## THE INPUT
*-*-*
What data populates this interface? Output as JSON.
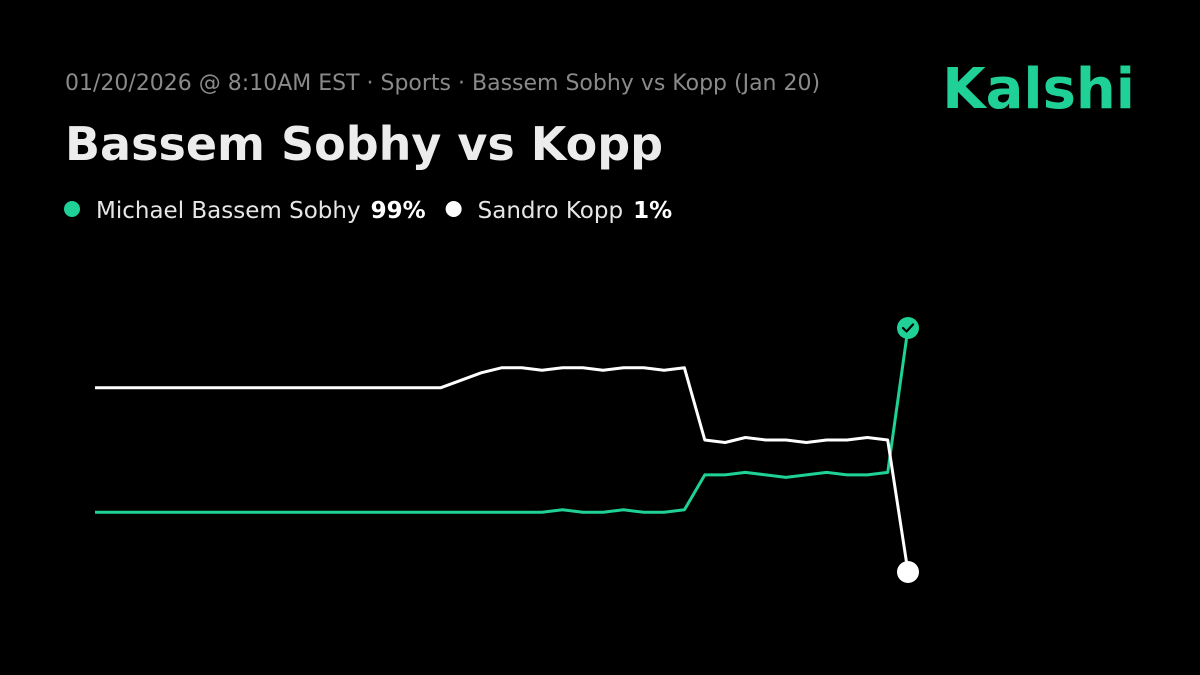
{
  "chart_data": {
    "type": "line",
    "subtitle": "01/20/2026 @ 8:10AM EST · Sports · Bassem Sobhy vs Kopp (Jan 20)",
    "title": "Bassem Sobhy vs Kopp",
    "brand": "Kalshi",
    "categories": [
      null,
      null,
      null,
      null,
      null,
      null,
      null,
      null,
      null,
      null,
      null,
      null,
      null,
      null,
      null,
      null,
      null,
      null,
      null,
      null,
      null,
      null,
      null,
      null,
      null,
      null,
      null,
      null,
      null,
      null,
      null,
      null,
      null,
      null,
      null,
      null,
      null,
      null,
      null,
      null,
      null
    ],
    "ylim": [
      0,
      100
    ],
    "series": [
      {
        "name": "Michael Bassem Sobhy",
        "color": "#1fd196",
        "last_label": "99%",
        "values": [
          25,
          25,
          25,
          25,
          25,
          25,
          25,
          25,
          25,
          25,
          25,
          25,
          25,
          25,
          25,
          25,
          25,
          25,
          25,
          25,
          25,
          25,
          25,
          26,
          25,
          25,
          26,
          25,
          25,
          26,
          40,
          40,
          41,
          40,
          39,
          40,
          41,
          40,
          40,
          41,
          99
        ]
      },
      {
        "name": "Sandro Kopp",
        "color": "#ffffff",
        "last_label": "1%",
        "values": [
          75,
          75,
          75,
          75,
          75,
          75,
          75,
          75,
          75,
          75,
          75,
          75,
          75,
          75,
          75,
          75,
          75,
          75,
          78,
          81,
          83,
          83,
          82,
          83,
          83,
          82,
          83,
          83,
          82,
          83,
          54,
          53,
          55,
          54,
          54,
          53,
          54,
          54,
          55,
          54,
          1
        ]
      }
    ]
  }
}
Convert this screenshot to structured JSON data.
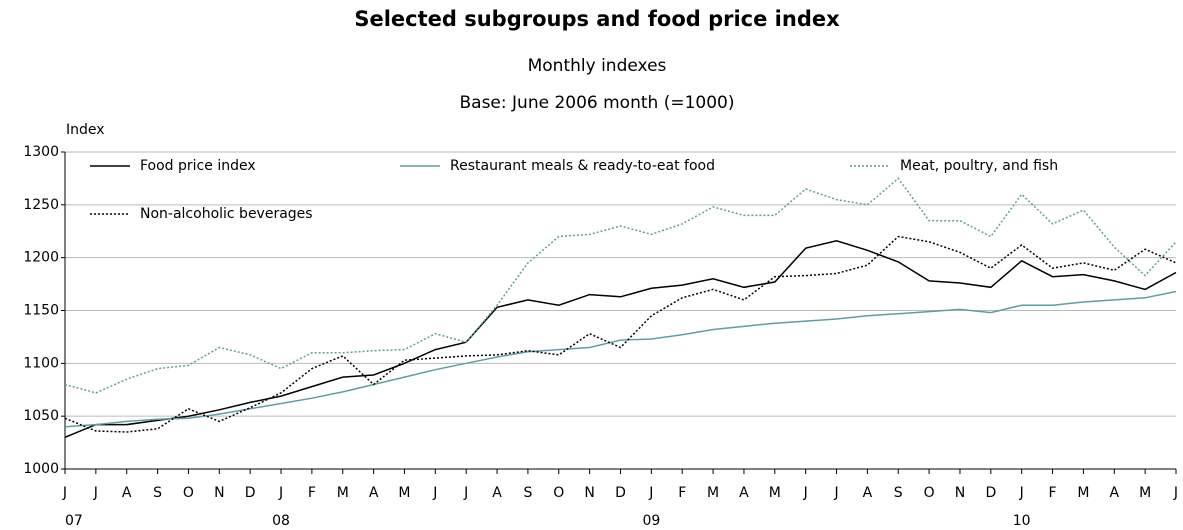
{
  "chart_data": {
    "type": "line",
    "title": "Selected subgroups and food price index",
    "subtitle": "Monthly indexes",
    "subtitle2": "Base: June 2006 month (=1000)",
    "y_label": "Index",
    "categories": [
      "J",
      "J",
      "A",
      "S",
      "O",
      "N",
      "D",
      "J",
      "F",
      "M",
      "A",
      "M",
      "J",
      "J",
      "A",
      "S",
      "O",
      "N",
      "D",
      "J",
      "F",
      "M",
      "A",
      "M",
      "J",
      "J",
      "A",
      "S",
      "O",
      "N",
      "D",
      "J",
      "F",
      "M",
      "A",
      "M",
      "J"
    ],
    "year_labels": [
      "07",
      null,
      null,
      null,
      null,
      null,
      null,
      "08",
      null,
      null,
      null,
      null,
      null,
      null,
      null,
      null,
      null,
      null,
      null,
      "09",
      null,
      null,
      null,
      null,
      null,
      null,
      null,
      null,
      null,
      null,
      null,
      "10",
      null,
      null,
      null,
      null,
      null
    ],
    "ylim": [
      1000,
      1300
    ],
    "yticks": [
      1000,
      1050,
      1100,
      1150,
      1200,
      1250,
      1300
    ],
    "grid": true,
    "series": [
      {
        "name": "Food price index",
        "color": "#000000",
        "style": "solid",
        "values": [
          1030,
          1042,
          1042,
          1046,
          1050,
          1056,
          1063,
          1069,
          1078,
          1087,
          1089,
          1100,
          1113,
          1120,
          1153,
          1160,
          1155,
          1165,
          1163,
          1171,
          1174,
          1180,
          1172,
          1177,
          1209,
          1216,
          1207,
          1196,
          1178,
          1176,
          1172,
          1197,
          1182,
          1184,
          1178,
          1170,
          1186
        ]
      },
      {
        "name": "Restaurant meals & ready-to-eat food",
        "color": "#5f9ea0",
        "style": "solid",
        "values": [
          1040,
          1042,
          1045,
          1047,
          1048,
          1052,
          1057,
          1062,
          1067,
          1073,
          1080,
          1087,
          1094,
          1100,
          1106,
          1111,
          1113,
          1115,
          1122,
          1123,
          1127,
          1132,
          1135,
          1138,
          1140,
          1142,
          1145,
          1147,
          1149,
          1151,
          1148,
          1155,
          1155,
          1158,
          1160,
          1162,
          1168
        ]
      },
      {
        "name": "Meat, poultry, and fish",
        "color": "#5f9ea0",
        "style": "dotted",
        "values": [
          1080,
          1072,
          1085,
          1095,
          1098,
          1115,
          1108,
          1095,
          1110,
          1110,
          1112,
          1113,
          1128,
          1120,
          1155,
          1195,
          1220,
          1222,
          1230,
          1222,
          1232,
          1248,
          1240,
          1240,
          1265,
          1255,
          1250,
          1275,
          1235,
          1235,
          1220,
          1260,
          1232,
          1245,
          1210,
          1183,
          1215
        ]
      },
      {
        "name": "Non-alcoholic beverages",
        "color": "#000000",
        "style": "dotted",
        "values": [
          1048,
          1036,
          1035,
          1038,
          1057,
          1045,
          1058,
          1072,
          1095,
          1107,
          1080,
          1103,
          1105,
          1107,
          1108,
          1112,
          1108,
          1128,
          1115,
          1145,
          1162,
          1170,
          1160,
          1182,
          1183,
          1185,
          1193,
          1220,
          1215,
          1205,
          1190,
          1212,
          1190,
          1195,
          1188,
          1208,
          1195
        ]
      }
    ]
  }
}
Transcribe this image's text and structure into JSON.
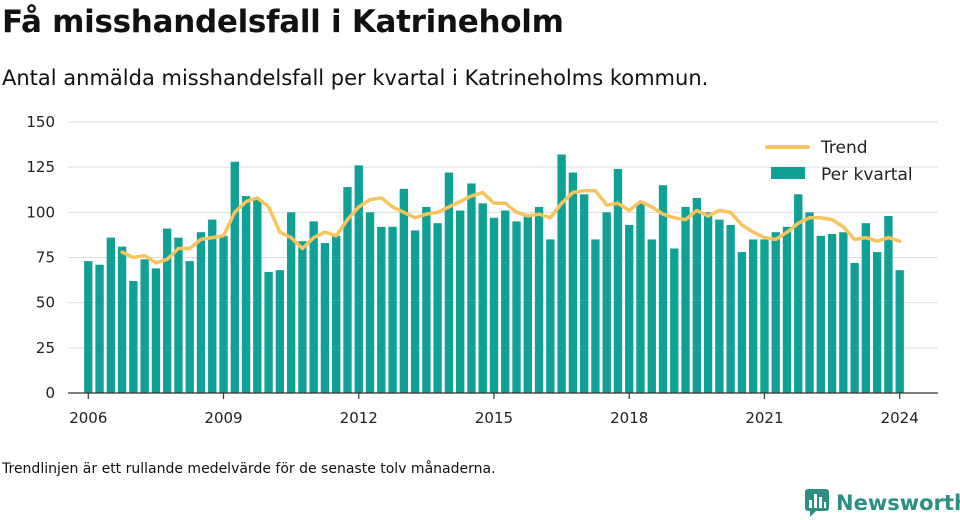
{
  "title": "Få misshandelsfall i Katrineholm",
  "subtitle": "Antal anmälda misshandelsfall per kvartal i Katrineholms kommun.",
  "footnote": "Trendlinjen är ett rullande medelvärde för de senaste tolv månaderna.",
  "brand": "Newsworthy",
  "colors": {
    "bar": "#0fa195",
    "trend": "#f7c55c",
    "grid": "#dddddd",
    "axis": "#333333"
  },
  "chart_data": {
    "type": "bar",
    "title": "Få misshandelsfall i Katrineholm",
    "ylim": [
      0,
      150
    ],
    "yticks": [
      0,
      25,
      50,
      75,
      100,
      125,
      150
    ],
    "xlim": [
      2005.55,
      2024.85
    ],
    "xticks": [
      "2006",
      "2009",
      "2012",
      "2015",
      "2018",
      "2021",
      "2024"
    ],
    "legend": "top-right",
    "grid": "horizontal",
    "x": [
      2006.0,
      2006.25,
      2006.5,
      2006.75,
      2007.0,
      2007.25,
      2007.5,
      2007.75,
      2008.0,
      2008.25,
      2008.5,
      2008.75,
      2009.0,
      2009.25,
      2009.5,
      2009.75,
      2010.0,
      2010.25,
      2010.5,
      2010.75,
      2011.0,
      2011.25,
      2011.5,
      2011.75,
      2012.0,
      2012.25,
      2012.5,
      2012.75,
      2013.0,
      2013.25,
      2013.5,
      2013.75,
      2014.0,
      2014.25,
      2014.5,
      2014.75,
      2015.0,
      2015.25,
      2015.5,
      2015.75,
      2016.0,
      2016.25,
      2016.5,
      2016.75,
      2017.0,
      2017.25,
      2017.5,
      2017.75,
      2018.0,
      2018.25,
      2018.5,
      2018.75,
      2019.0,
      2019.25,
      2019.5,
      2019.75,
      2020.0,
      2020.25,
      2020.5,
      2020.75,
      2021.0,
      2021.25,
      2021.5,
      2021.75,
      2022.0,
      2022.25,
      2022.5,
      2022.75,
      2023.0,
      2023.25,
      2023.5,
      2023.75,
      2024.0
    ],
    "series": [
      {
        "name": "Per kvartal",
        "values": [
          73,
          71,
          86,
          81,
          62,
          74,
          69,
          91,
          86,
          73,
          89,
          96,
          87,
          128,
          109,
          107,
          67,
          68,
          100,
          84,
          95,
          83,
          87,
          114,
          126,
          100,
          92,
          92,
          113,
          90,
          103,
          94,
          122,
          101,
          116,
          105,
          97,
          101,
          95,
          99,
          103,
          85,
          132,
          122,
          110,
          85,
          100,
          124,
          93,
          105,
          85,
          115,
          80,
          103,
          108,
          100,
          96,
          93,
          78,
          85,
          85,
          89,
          92,
          110,
          100,
          87,
          88,
          89,
          72,
          94,
          78,
          98,
          68
        ]
      },
      {
        "name": "Trend",
        "x": [
          2006.75,
          2007.0,
          2007.25,
          2007.5,
          2007.75,
          2008.0,
          2008.25,
          2008.5,
          2008.75,
          2009.0,
          2009.25,
          2009.5,
          2009.75,
          2010.0,
          2010.25,
          2010.5,
          2010.75,
          2011.0,
          2011.25,
          2011.5,
          2011.75,
          2012.0,
          2012.25,
          2012.5,
          2012.75,
          2013.0,
          2013.25,
          2013.5,
          2013.75,
          2014.0,
          2014.25,
          2014.5,
          2014.75,
          2015.0,
          2015.25,
          2015.5,
          2015.75,
          2016.0,
          2016.25,
          2016.5,
          2016.75,
          2017.0,
          2017.25,
          2017.5,
          2017.75,
          2018.0,
          2018.25,
          2018.5,
          2018.75,
          2019.0,
          2019.25,
          2019.5,
          2019.75,
          2020.0,
          2020.25,
          2020.5,
          2020.75,
          2021.0,
          2021.25,
          2021.5,
          2021.75,
          2022.0,
          2022.25,
          2022.5,
          2022.75,
          2023.0,
          2023.25,
          2023.5,
          2023.75,
          2024.0
        ],
        "values": [
          78,
          75,
          76,
          72,
          74,
          80,
          80,
          85,
          86,
          87,
          100,
          106,
          108,
          103,
          89,
          86,
          80,
          86,
          89,
          87,
          96,
          103,
          107,
          108,
          103,
          100,
          97,
          99,
          100,
          103,
          106,
          109,
          111,
          105,
          105,
          100,
          98,
          99,
          97,
          105,
          111,
          112,
          112,
          104,
          105,
          101,
          106,
          103,
          99,
          97,
          96,
          101,
          98,
          101,
          100,
          93,
          89,
          86,
          85,
          89,
          94,
          97,
          97,
          96,
          92,
          85,
          86,
          84,
          86,
          84
        ]
      }
    ]
  }
}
*-*-*
## OBJECTIVE
Find "name". Copy every line it occurs in.

## TASK OUTPUT
        "name": "Michael Bassem Sobhy",
        "name": "Sandro Kopp",
        "name": "Food price index",
        "name": "Restaurant meals & ready-to-eat food",
        "name": "Meat, poultry, and fish",
        "name": "Non-alcoholic beverages",
        "name": "Per kvartal",
        "name": "Trend",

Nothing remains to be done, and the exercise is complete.